Exercise goal
Output every entry exactly as written.
*****
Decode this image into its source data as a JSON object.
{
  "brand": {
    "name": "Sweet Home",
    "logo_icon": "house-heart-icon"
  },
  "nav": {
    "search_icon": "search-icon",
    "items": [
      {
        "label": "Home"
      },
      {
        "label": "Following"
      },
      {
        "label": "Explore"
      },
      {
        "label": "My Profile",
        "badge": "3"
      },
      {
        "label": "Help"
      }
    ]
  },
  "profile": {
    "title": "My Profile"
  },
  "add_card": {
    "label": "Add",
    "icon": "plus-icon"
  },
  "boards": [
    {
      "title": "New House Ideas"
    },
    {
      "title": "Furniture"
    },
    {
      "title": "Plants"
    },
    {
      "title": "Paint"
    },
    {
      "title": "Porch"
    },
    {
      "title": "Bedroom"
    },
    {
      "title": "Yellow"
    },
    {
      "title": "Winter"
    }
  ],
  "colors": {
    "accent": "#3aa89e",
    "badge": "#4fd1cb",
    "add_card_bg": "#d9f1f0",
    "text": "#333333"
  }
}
*****
The reply
Decode this image into its source data as a JSON object.
{
  "brand": {
    "name": "Sweet Home",
    "logo_icon": "house-heart-icon"
  },
  "nav": {
    "search_icon": "search-icon",
    "items": [
      {
        "label": "Home"
      },
      {
        "label": "Following"
      },
      {
        "label": "Explore"
      },
      {
        "label": "My Profile",
        "badge": "3"
      },
      {
        "label": "Help"
      }
    ]
  },
  "profile": {
    "title": "My Profile"
  },
  "add_card": {
    "label": "Add",
    "icon": "plus-icon"
  },
  "boards": [
    {
      "title": "New House Ideas"
    },
    {
      "title": "Furniture"
    },
    {
      "title": "Plants"
    },
    {
      "title": "Paint"
    },
    {
      "title": "Porch"
    },
    {
      "title": "Bedroom"
    },
    {
      "title": "Yellow"
    },
    {
      "title": "Winter"
    }
  ],
  "colors": {
    "accent": "#3aa89e",
    "badge": "#4fd1cb",
    "add_card_bg": "#d9f1f0",
    "text": "#333333"
  }
}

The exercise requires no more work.